GIVEN INSTRUCTION: Revise the stretch of the post on calling out wrong choices from "And because they" through "a good way!", changing "destroyed" to "ruined".
═══ TEXT BLOCK
Let me be quite upfront. Of course I am talking to Christians here in this post. In my own experience, non-Christians have FAR less of a problem with this anyway. Yeah...way to go Christians...way to be salt and light and set apart and examples to the world! Good job!! (insert a roll of the eyes)

Let me again also re-iterate that no, as some of you may be thinking (in your very defensive state), I know I am not perfect. I am not without sin. Come on...not what this is about. Again...not at all trying to be self-righteous.

BUT...I've seen it happen over and over. People doing the wrong things...and continuing to do the wrong things...either because nobody had the anatomy enough to bring it to their attention, or because they refused to listen to whoever may have actually tried.

And because they continue to make these same wrong decisions and because NOBODY calls them out on it, their lives are destroyed. Not only their lives, but the lives of all the people that their wrong choices have affected (because it NEVER happens that only the one person is affected!!) are also severely altered...and not in a good way!

I'm SOOOO sick of this! See it all the time. And I'm ticked. And I have no doubt that Jesus is 'turning over some tables' about this too!!

Here's the thing, people...are we not a family? Don't family members care enough about each other to speak up and say something whenever they see destructive behavior?

Or, is that the problem? We as families are so very dysfunctional now, we don't talk to each other. We're 'afraid' of each other. Even if we do see something that is not right, we are too scared of conflict or, God forbid, 'hurting' them (hello...what about that stinkin' destructive behavior they are involved in?!?...that's not going to hurt them?!?) to say anything to them. People, let me just say that that is COMPLETELY SELFISH!!!! Do you hear me?!? You are only thinking about yourself...you don't want the discomfort of possibly causing momentary conflict. You are fine with talking about it with others and grumbling and complaining about their behavior to others, but no...you can't risk actually talking to the person yourself.

And so it goes...we've become so isolated in our own families...and nobody can say anything to anybody because, well, 'who are you to say this...you aren't perfect either.' Hmmm...ok. Not really the point, but whatever. And if one single solitary person does have the gumption to actually lovingly try to steer their loved one in a better direction, even if others agree with that single solitary person, they don't lend any support. And therefore, the single solitary person's views, however beneficial for the loved one, is seen as not valid. Others may have the same views, but don't speak up. And so...the loved one continues on the path of destruction. And everyone around them is unfortunately drug along with them.
══════
═══ DATASET RECORDS
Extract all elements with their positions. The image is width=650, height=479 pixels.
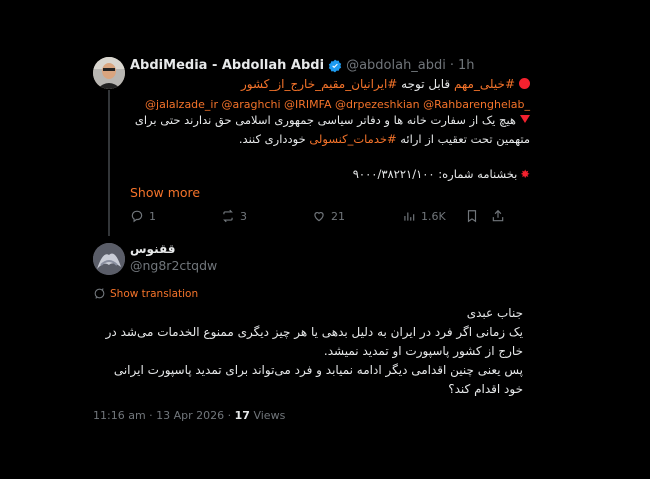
mentions-list[interactable]: @jalalzade_ir @araghchi @IRIMFA @drpezes… (145, 98, 530, 111)
views-button[interactable]: 1.6K (402, 209, 446, 223)
like-button[interactable]: 21 (312, 209, 345, 223)
verified-badge-icon (328, 59, 342, 73)
parent-line-4-text: متهمین تحت تعقیب از ارائه (396, 132, 530, 146)
circular-number: بخشنامه شماره: ۹۰۰۰/۳۸۲۲۱/۱۰۰ (352, 167, 518, 181)
parent-display-name[interactable]: AbdiMedia - Abdollah Abdi (130, 58, 324, 73)
reply-avatar[interactable] (93, 243, 125, 275)
hashtag-iranians-abroad[interactable]: #ایرانیان_مقیم_خارج_از_کشور (241, 77, 397, 91)
parent-line-3: هیچ یک از سفارت خانه ها و دفاتر سیاسی جم… (130, 113, 530, 127)
reply-line: یک زمانی اگر فرد در ایران به دلیل بدهی ی… (105, 325, 523, 339)
repost-icon (223, 209, 233, 223)
hashtag-important[interactable]: #خیلی_مهم (454, 77, 515, 91)
parent-line-4: متهمین تحت تعقیب از ارائه #خدمات_کنسولی … (130, 132, 530, 146)
parent-line-3-text: هیچ یک از سفارت خانه ها و دفاتر سیاسی جم… (134, 113, 516, 127)
red-triangle-emoji (520, 115, 530, 123)
reply-handle[interactable]: @ng8r2ctqdw (130, 258, 217, 273)
parent-avatar[interactable] (93, 57, 125, 89)
parent-line-1: #خیلی_مهم قابل توجه #ایرانیان_مقیم_خارج_… (130, 77, 530, 91)
reply-meta: 11:16 am · 13 Apr 2026 · 17 Views (93, 409, 285, 422)
reply-line: پس یعنی چنین اقدامی دیگر ادامه نمیابد و … (113, 363, 523, 377)
parent-header: AbdiMedia - Abdollah Abdi @abdolah_abdi … (130, 58, 475, 73)
show-more-link[interactable]: Show more (130, 185, 200, 200)
parent-time[interactable]: 1h (458, 58, 475, 73)
bookmark-button[interactable] (465, 209, 479, 223)
parent-line-4-end: خودداری کنند. (238, 132, 310, 146)
parent-mentions: @jalalzade_ir @araghchi @IRIMFA @drpezes… (130, 98, 530, 111)
hashtag-consular-services[interactable]: #خدمات_کنسولی (309, 132, 396, 146)
share-icon (492, 209, 504, 222)
views-count: 1.6K (421, 209, 446, 223)
collision-emoji: ✸ (520, 167, 530, 181)
views-icon (404, 212, 415, 221)
reply-button[interactable]: 1 (130, 209, 156, 223)
parent-action-bar: 1 3 21 1.6K (130, 209, 505, 225)
like-count: 21 (331, 209, 345, 223)
reply-line: جناب عبدی (466, 306, 523, 320)
reply-display-name[interactable]: ققنوس (130, 242, 175, 256)
separator-dot: · (449, 58, 455, 73)
show-translation-label: Show translation (110, 287, 199, 300)
repost-count: 3 (240, 209, 247, 223)
reply-views-count: 17 (234, 409, 250, 422)
parent-handle[interactable]: @abdolah_abdi (346, 58, 446, 73)
red-circle-emoji (519, 78, 530, 89)
reply-line: خود اقدام کند؟ (448, 382, 523, 396)
show-translation-button[interactable]: Show translation (93, 287, 198, 300)
reply-body: جناب عبدی یک زمانی اگر فرد در ایران به د… (93, 304, 523, 399)
translate-icon (94, 288, 105, 299)
parent-circular: ✸بخشنامه شماره: ۹۰۰۰/۳۸۲۲۱/۱۰۰ (130, 167, 530, 181)
reply-icon (131, 210, 143, 223)
share-button[interactable] (491, 209, 505, 223)
thread-connector (108, 90, 110, 236)
bookmark-icon (467, 210, 477, 223)
parent-line-1-text: قابل توجه (397, 77, 454, 91)
reply-timestamp[interactable]: 11:16 am · 13 Apr 2026 · (93, 409, 235, 422)
like-icon (314, 212, 324, 222)
reply-views-label: Views (249, 409, 286, 422)
repost-button[interactable]: 3 (221, 209, 247, 223)
reply-line: خارج از کشور پاسپورت او تمدید نمیشد. (323, 344, 523, 358)
reply-count: 1 (149, 209, 156, 223)
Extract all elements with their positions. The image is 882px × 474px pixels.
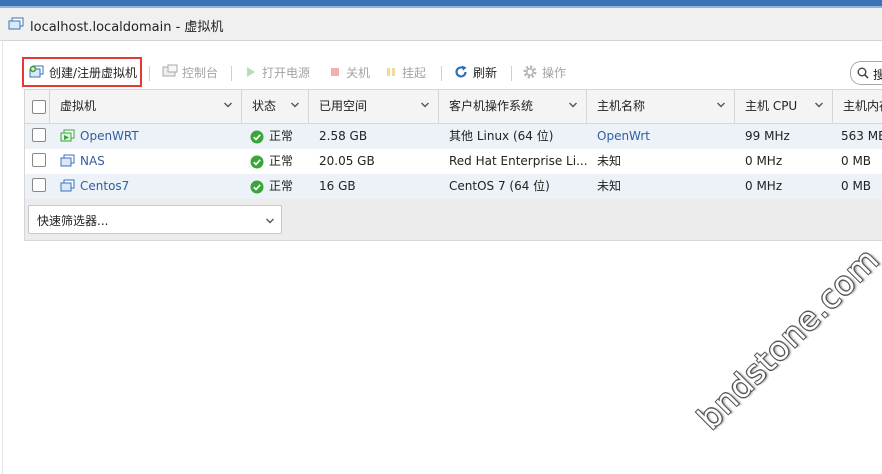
console-button[interactable]: 控制台 [162, 57, 218, 87]
used-space-cell: 2.58 GB [319, 129, 368, 143]
header-select-cell [25, 90, 50, 123]
column-header-host-cpu[interactable]: 主机 CPU [735, 90, 833, 123]
power-on-label: 打开电源 [262, 65, 311, 80]
create-vm-icon [29, 65, 44, 78]
window-title: localhost.localdomain - 虚拟机 [30, 20, 224, 35]
column-header-guest-os[interactable]: 客户机操作系统 [439, 90, 587, 123]
pause-icon [387, 68, 395, 76]
column-header-status-label: 状态 [252, 99, 277, 113]
chevron-down-icon [421, 102, 429, 108]
toolbar-separator [511, 66, 512, 81]
row-checkbox[interactable] [32, 178, 46, 192]
console-icon [162, 64, 178, 77]
column-header-host-cpu-label: 主机 CPU [745, 99, 798, 113]
column-header-used-space-label: 已用空间 [319, 99, 368, 113]
guest-os-cell: 其他 Linux (64 位) [449, 129, 554, 143]
window-titlebar: localhost.localdomain - 虚拟机 [0, 8, 882, 41]
create-register-vm-label: 创建/注册虚拟机 [49, 65, 138, 80]
gear-icon [523, 65, 537, 79]
toolbar-separator [149, 66, 150, 81]
host-cpu-cell: 0 MHz [745, 154, 783, 168]
panel-left-border [2, 40, 3, 474]
select-all-checkbox[interactable] [32, 100, 46, 114]
status-cell: 正常 [242, 149, 309, 174]
top-strip [0, 0, 882, 8]
chevron-down-icon [291, 102, 299, 108]
quick-filter-select[interactable]: 快速筛选器... [28, 205, 282, 234]
console-label: 控制台 [182, 65, 219, 80]
column-header-host-name-label: 主机名称 [597, 99, 646, 113]
chevron-down-icon [815, 102, 823, 108]
column-header-host-memory-label: 主机内存 [843, 99, 882, 113]
vm-name-link[interactable]: OpenWRT [70, 124, 242, 149]
power-off-button[interactable]: 关机 [328, 57, 370, 87]
host-memory-cell: 0 MB [841, 154, 872, 168]
play-icon [247, 67, 255, 77]
status-label: 正常 [269, 154, 294, 168]
row-checkbox[interactable] [32, 128, 46, 142]
table-row[interactable]: OpenWRT 正常 2.58 GB 其他 Linux (64 位) OpenW… [25, 124, 882, 149]
status-cell: 正常 [242, 174, 309, 199]
check-circle-icon [250, 155, 264, 168]
toolbar: 创建/注册虚拟机 控制台 打开电源 关机 挂起 刷新 操作 [22, 57, 882, 87]
column-header-status[interactable]: 状态 [242, 90, 309, 123]
actions-button[interactable]: 操作 [522, 57, 566, 87]
suspend-button[interactable]: 挂起 [384, 57, 426, 87]
power-off-label: 关机 [346, 65, 371, 80]
search-icon [857, 67, 869, 79]
toolbar-separator [231, 66, 232, 81]
column-header-vm-label: 虚拟机 [60, 99, 97, 113]
chevron-down-icon [224, 102, 232, 108]
used-space-cell: 16 GB [319, 179, 356, 193]
chevron-down-icon [717, 102, 725, 108]
guest-os-cell: Red Hat Enterprise Li... [449, 154, 587, 168]
column-header-host-name[interactable]: 主机名称 [587, 90, 735, 123]
actions-label: 操作 [542, 65, 567, 80]
host-cpu-cell: 99 MHz [745, 129, 790, 143]
used-space-cell: 20.05 GB [319, 154, 375, 168]
refresh-icon [455, 65, 467, 78]
virtual-machines-icon [8, 17, 24, 30]
create-register-vm-button[interactable]: 创建/注册虚拟机 [22, 57, 142, 87]
chevron-down-icon [569, 102, 577, 108]
guest-os-cell: CentOS 7 (64 位) [449, 179, 550, 193]
host-cpu-cell: 0 MHz [745, 179, 783, 193]
status-cell: 正常 [242, 124, 309, 149]
vm-table: 虚拟机 状态 已用空间 客户机操作系统 主机名称 主机 CPU 主机内存 [24, 89, 882, 241]
check-circle-icon [250, 180, 264, 193]
quick-filter-placeholder: 快速筛选器... [37, 214, 109, 228]
table-header: 虚拟机 状态 已用空间 客户机操作系统 主机名称 主机 CPU 主机内存 [25, 90, 882, 124]
vm-name-link[interactable]: Centos7 [70, 174, 242, 199]
host-name-link[interactable]: OpenWrt [587, 124, 735, 149]
host-memory-cell: 563 MB [841, 129, 882, 143]
column-header-used-space[interactable]: 已用空间 [309, 90, 439, 123]
host-memory-cell: 0 MB [841, 179, 872, 193]
refresh-label: 刷新 [473, 65, 498, 80]
host-name-cell: 未知 [597, 154, 622, 168]
column-header-vm[interactable]: 虚拟机 [50, 90, 242, 123]
status-label: 正常 [269, 179, 294, 193]
toolbar-separator [441, 66, 442, 81]
chevron-down-icon [266, 218, 274, 224]
host-name-cell: 未知 [597, 179, 622, 193]
column-header-guest-os-label: 客户机操作系统 [449, 99, 534, 113]
search-input[interactable]: 搜 [850, 61, 882, 85]
table-row[interactable]: Centos7 正常 16 GB CentOS 7 (64 位) 未知 0 MH… [25, 174, 882, 199]
column-header-host-memory[interactable]: 主机内存 [833, 90, 882, 123]
check-circle-icon [250, 130, 264, 143]
watermark-text: bndstone.com [690, 240, 882, 437]
table-row[interactable]: NAS 正常 20.05 GB Red Hat Enterprise Li...… [25, 149, 882, 174]
suspend-label: 挂起 [402, 65, 427, 80]
refresh-button[interactable]: 刷新 [453, 57, 497, 87]
row-checkbox[interactable] [32, 153, 46, 167]
stop-icon [331, 68, 339, 76]
power-on-button[interactable]: 打开电源 [244, 57, 310, 87]
search-label: 搜 [873, 68, 882, 82]
status-label: 正常 [269, 129, 294, 143]
vm-name-link[interactable]: NAS [70, 149, 242, 174]
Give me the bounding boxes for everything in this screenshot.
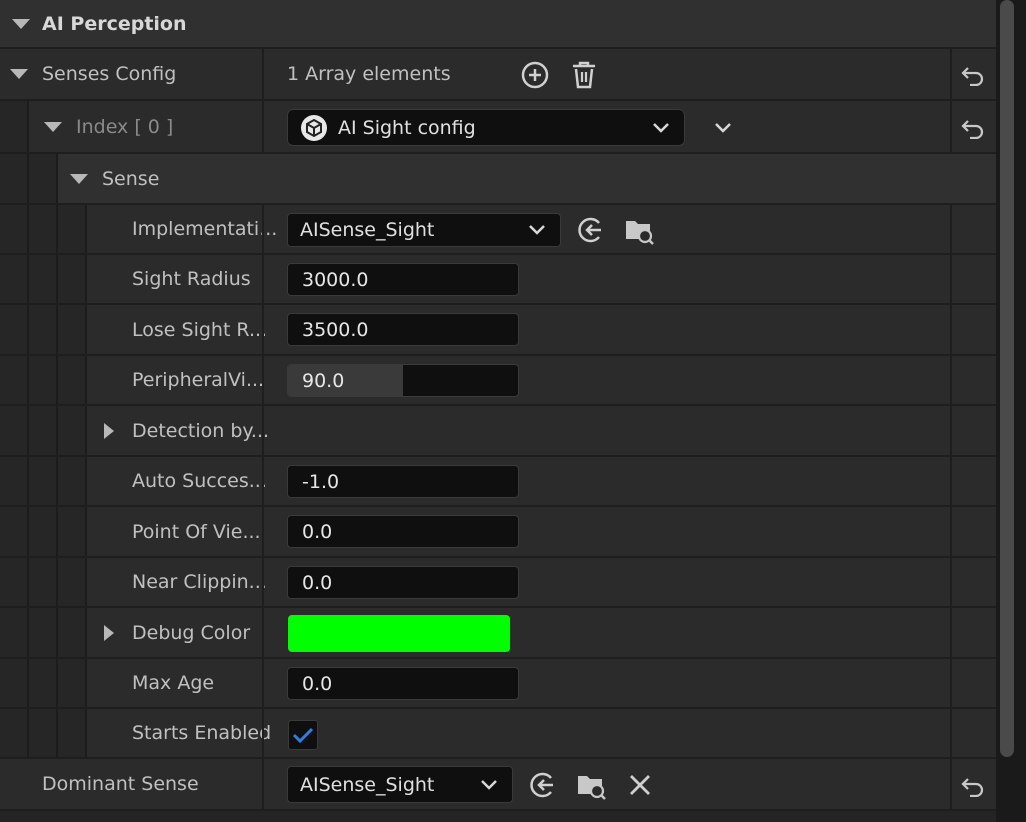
sense-category-row[interactable]: Sense [0, 154, 996, 205]
checkmark-icon [292, 727, 314, 744]
details-panel: AI Perception Senses Config 1 Array elem… [0, 0, 996, 822]
reset-to-default-icon[interactable] [958, 61, 988, 89]
dominant-sense-label: Dominant Sense [42, 773, 199, 795]
lose-sight-row: Lose Sight R... 3500.0 [0, 305, 996, 356]
vertical-scrollbar[interactable] [1000, 0, 1014, 757]
max-age-row: Max Age 0.0 [0, 659, 996, 709]
implementation-value: AISense_Sight [300, 219, 435, 241]
expand-arrow-icon[interactable] [104, 422, 114, 439]
collapse-arrow-icon[interactable] [70, 173, 88, 184]
close-icon[interactable] [625, 770, 655, 800]
folder-search-icon[interactable] [574, 770, 608, 800]
debug-color-row: Debug Color [0, 608, 996, 659]
auto-success-input[interactable]: -1.0 [287, 465, 519, 498]
starts-enabled-label: Starts Enabled [132, 722, 272, 744]
sight-config-dropdown[interactable]: AI Sight config [287, 109, 685, 146]
detection-row[interactable]: Detection by... [0, 406, 996, 457]
arrow-left-circle-icon[interactable] [526, 770, 558, 800]
point-of-view-input[interactable]: 0.0 [287, 515, 519, 548]
dominant-sense-dropdown[interactable]: AISense_Sight [287, 766, 513, 803]
sight-radius-label: Sight Radius [132, 268, 251, 290]
collapse-arrow-icon[interactable] [12, 18, 30, 29]
reset-to-default-icon[interactable] [958, 772, 988, 800]
chevron-down-icon [528, 219, 546, 241]
point-of-view-label: Point Of Vie... [132, 520, 261, 543]
auto-success-row: Auto Succes... -1.0 [0, 457, 996, 507]
implementation-row: Implementati... AISense_Sight [0, 205, 996, 255]
debug-color-label: Debug Color [132, 621, 251, 644]
point-of-view-row: Point Of Vie... 0.0 [0, 507, 996, 558]
near-clipping-input[interactable]: 0.0 [287, 566, 519, 599]
auto-success-label: Auto Succes... [132, 470, 267, 492]
starts-enabled-checkbox[interactable] [288, 720, 318, 750]
reset-to-default-icon[interactable] [958, 114, 988, 142]
max-age-input[interactable]: 0.0 [287, 667, 519, 700]
implementation-dropdown[interactable]: AISense_Sight [287, 213, 561, 247]
max-age-label: Max Age [132, 672, 215, 694]
dominant-sense-row: Dominant Sense AISense_Sight [0, 759, 996, 811]
implementation-label: Implementati... [132, 218, 278, 240]
debug-color-swatch[interactable] [288, 615, 510, 652]
near-clipping-label: Near Clippin... [132, 571, 267, 593]
folder-search-icon[interactable] [622, 215, 656, 245]
chevron-down-icon [652, 117, 670, 139]
index-row: Index [ 0 ] AI Sight config [0, 101, 996, 154]
senses-config-row: Senses Config 1 Array elements [0, 49, 996, 101]
category-ai-perception[interactable]: AI Perception [0, 0, 996, 49]
chevron-down-icon [480, 774, 498, 796]
cube-icon [300, 114, 328, 142]
sense-label: Sense [102, 167, 160, 190]
plus-circle-icon[interactable] [519, 60, 551, 90]
senses-config-label: Senses Config [42, 63, 177, 85]
lose-sight-input[interactable]: 3500.0 [287, 313, 519, 346]
peripheral-vision-value: 90.0 [302, 369, 345, 392]
dominant-sense-value: AISense_Sight [300, 773, 435, 796]
array-count-text: 1 Array elements [287, 63, 451, 85]
arrow-left-circle-icon[interactable] [574, 215, 606, 245]
near-clipping-row: Near Clippin... 0.0 [0, 558, 996, 608]
collapse-arrow-icon[interactable] [44, 121, 62, 132]
collapse-arrow-icon[interactable] [10, 69, 28, 79]
peripheral-vision-row: PeripheralVi... 90.0 [0, 356, 996, 406]
expand-arrow-icon[interactable] [104, 624, 114, 641]
index-label: Index [ 0 ] [76, 115, 174, 138]
sight-radius-row: Sight Radius 3000.0 [0, 255, 996, 305]
peripheral-vision-label: PeripheralVi... [132, 369, 265, 391]
detection-label: Detection by... [132, 419, 270, 442]
starts-enabled-row: Starts Enabled [0, 709, 996, 759]
sight-radius-input[interactable]: 3000.0 [287, 263, 519, 296]
trash-icon[interactable] [568, 60, 600, 90]
lose-sight-label: Lose Sight R... [132, 318, 268, 341]
category-title: AI Perception [42, 12, 187, 35]
sight-config-value: AI Sight config [338, 116, 476, 139]
chevron-down-icon[interactable] [710, 115, 736, 141]
peripheral-vision-slider[interactable]: 90.0 [287, 364, 519, 397]
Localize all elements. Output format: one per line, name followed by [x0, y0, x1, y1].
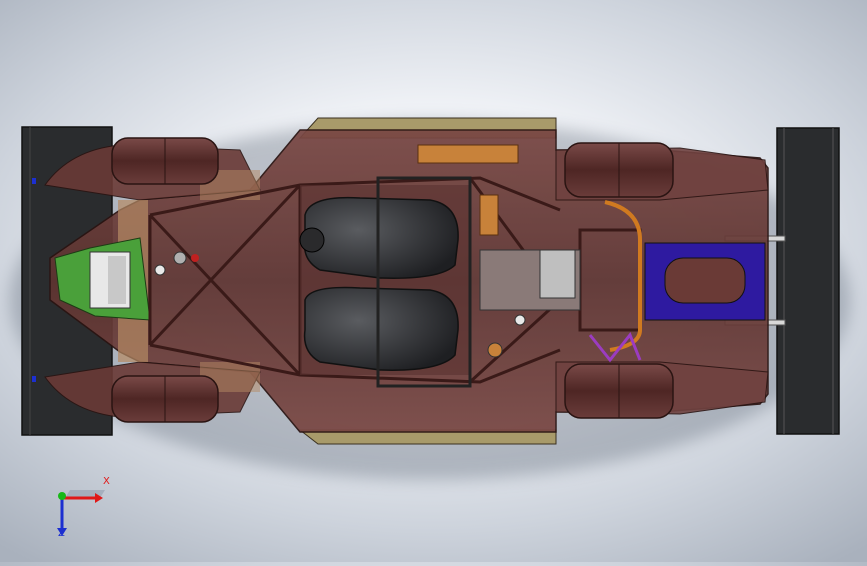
front-right-tyre[interactable]: [564, 363, 674, 419]
3d-viewport[interactable]: X Z: [0, 0, 867, 562]
rear-left-tyre[interactable]: [111, 137, 219, 185]
fuel-tank[interactable]: [417, 144, 519, 164]
front-left-tyre[interactable]: [564, 142, 674, 198]
rear-right-tyre[interactable]: [111, 375, 219, 423]
x-axis-label: X: [103, 476, 110, 487]
z-axis-label: Z: [58, 528, 65, 539]
passenger-seat[interactable]: [303, 286, 459, 371]
triad-graphic: [57, 490, 105, 536]
axis-triad[interactable]: X Z: [40, 476, 120, 548]
car-model-render[interactable]: [0, 0, 867, 562]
══════
OUTPUT:
And because they continue to make these same wrong decisions and because NOBODY calls them out on it, their lives are ruined. Not only their lives, but the lives of all the people that their wrong choices have affected (because it NEVER happens that only the one person is affected!!) are also severely altered...and not in a good way!